JOB: Reproduce the data below in full and exclude every picture.

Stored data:
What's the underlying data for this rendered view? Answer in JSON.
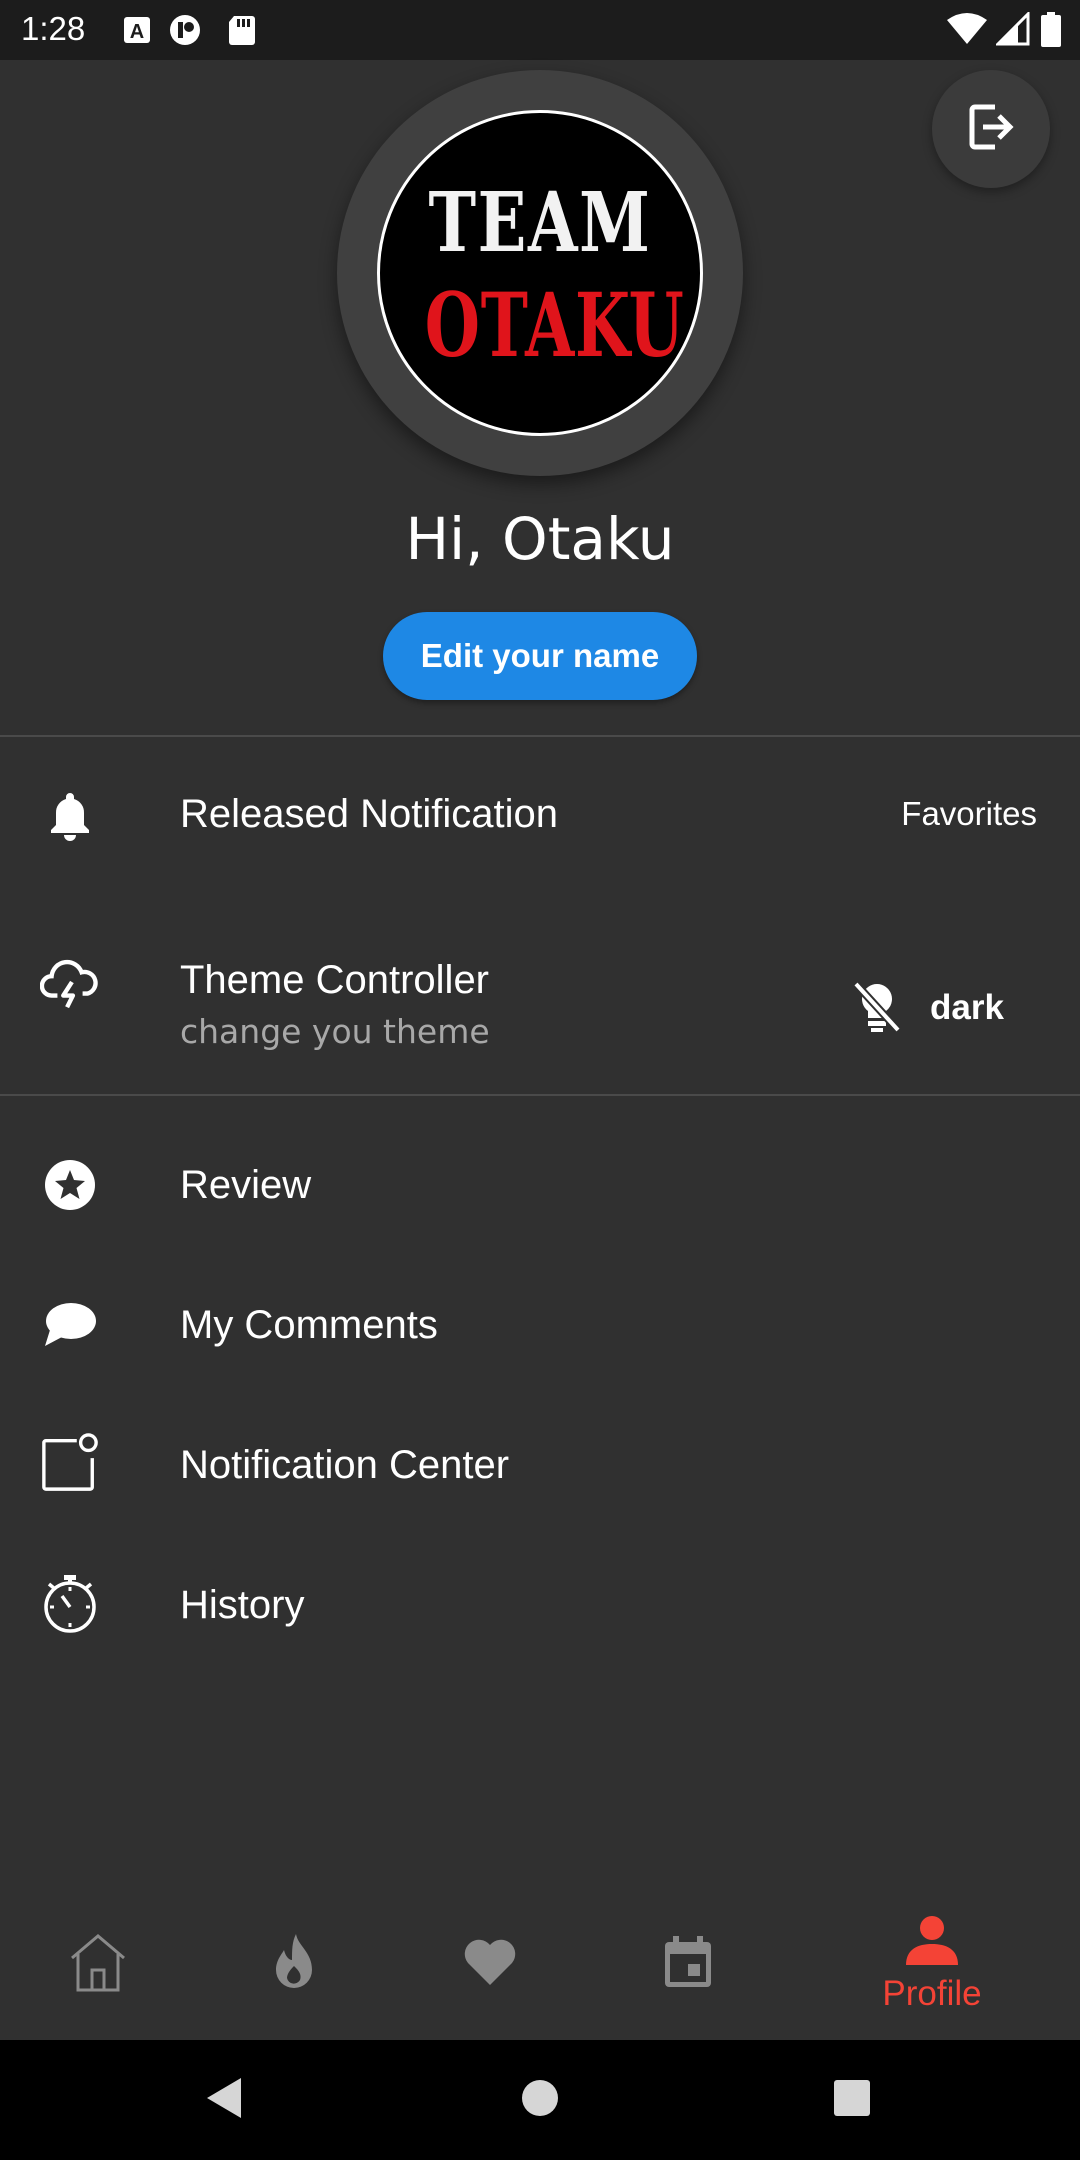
{
  "status_bar": {
    "time": "1:28",
    "left_icons": [
      "font-a-icon",
      "app-p-icon",
      "sd-card-icon"
    ],
    "right_icons": [
      "wifi-icon",
      "cell-signal-icon",
      "battery-icon"
    ]
  },
  "profile": {
    "avatar_logo_line1": "TEAM",
    "avatar_logo_line2": "OTAKU",
    "greeting": "Hi, Otaku",
    "edit_name_label": "Edit your name",
    "logout_icon": "logout-icon"
  },
  "settings": {
    "released_notification": {
      "icon": "bell-icon",
      "label": "Released Notification",
      "value": "Favorites"
    },
    "theme_controller": {
      "icon": "cloud-lightning-icon",
      "label": "Theme Controller",
      "subtitle": "change you theme",
      "value": "dark",
      "value_icon": "lightbulb-off-icon"
    }
  },
  "menu": {
    "items": [
      {
        "label": "Review",
        "icon": "star-circle-icon"
      },
      {
        "label": "My Comments",
        "icon": "comment-icon"
      },
      {
        "label": "Notification Center",
        "icon": "notification-badge-icon"
      },
      {
        "label": "History",
        "icon": "stopwatch-icon"
      }
    ]
  },
  "bottom_nav": {
    "items": [
      {
        "icon": "home-icon",
        "label": ""
      },
      {
        "icon": "fire-icon",
        "label": ""
      },
      {
        "icon": "heart-icon",
        "label": ""
      },
      {
        "icon": "calendar-icon",
        "label": ""
      },
      {
        "icon": "person-icon",
        "label": "Profile",
        "active": true
      }
    ],
    "active_color": "#f44336",
    "inactive_color": "#8a8a8a"
  },
  "colors": {
    "background": "#303030",
    "primary_button": "#1e88e5",
    "accent": "#f44336"
  }
}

ANSWER FOR THE TASK:
What's the underlying data for this rendered view? Answer in JSON.
{
  "status_bar": {
    "time": "1:28",
    "left_icons": [
      "font-a-icon",
      "app-p-icon",
      "sd-card-icon"
    ],
    "right_icons": [
      "wifi-icon",
      "cell-signal-icon",
      "battery-icon"
    ]
  },
  "profile": {
    "avatar_logo_line1": "TEAM",
    "avatar_logo_line2": "OTAKU",
    "greeting": "Hi, Otaku",
    "edit_name_label": "Edit your name",
    "logout_icon": "logout-icon"
  },
  "settings": {
    "released_notification": {
      "icon": "bell-icon",
      "label": "Released Notification",
      "value": "Favorites"
    },
    "theme_controller": {
      "icon": "cloud-lightning-icon",
      "label": "Theme Controller",
      "subtitle": "change you theme",
      "value": "dark",
      "value_icon": "lightbulb-off-icon"
    }
  },
  "menu": {
    "items": [
      {
        "label": "Review",
        "icon": "star-circle-icon"
      },
      {
        "label": "My Comments",
        "icon": "comment-icon"
      },
      {
        "label": "Notification Center",
        "icon": "notification-badge-icon"
      },
      {
        "label": "History",
        "icon": "stopwatch-icon"
      }
    ]
  },
  "bottom_nav": {
    "items": [
      {
        "icon": "home-icon",
        "label": ""
      },
      {
        "icon": "fire-icon",
        "label": ""
      },
      {
        "icon": "heart-icon",
        "label": ""
      },
      {
        "icon": "calendar-icon",
        "label": ""
      },
      {
        "icon": "person-icon",
        "label": "Profile",
        "active": true
      }
    ],
    "active_color": "#f44336",
    "inactive_color": "#8a8a8a"
  },
  "colors": {
    "background": "#303030",
    "primary_button": "#1e88e5",
    "accent": "#f44336"
  }
}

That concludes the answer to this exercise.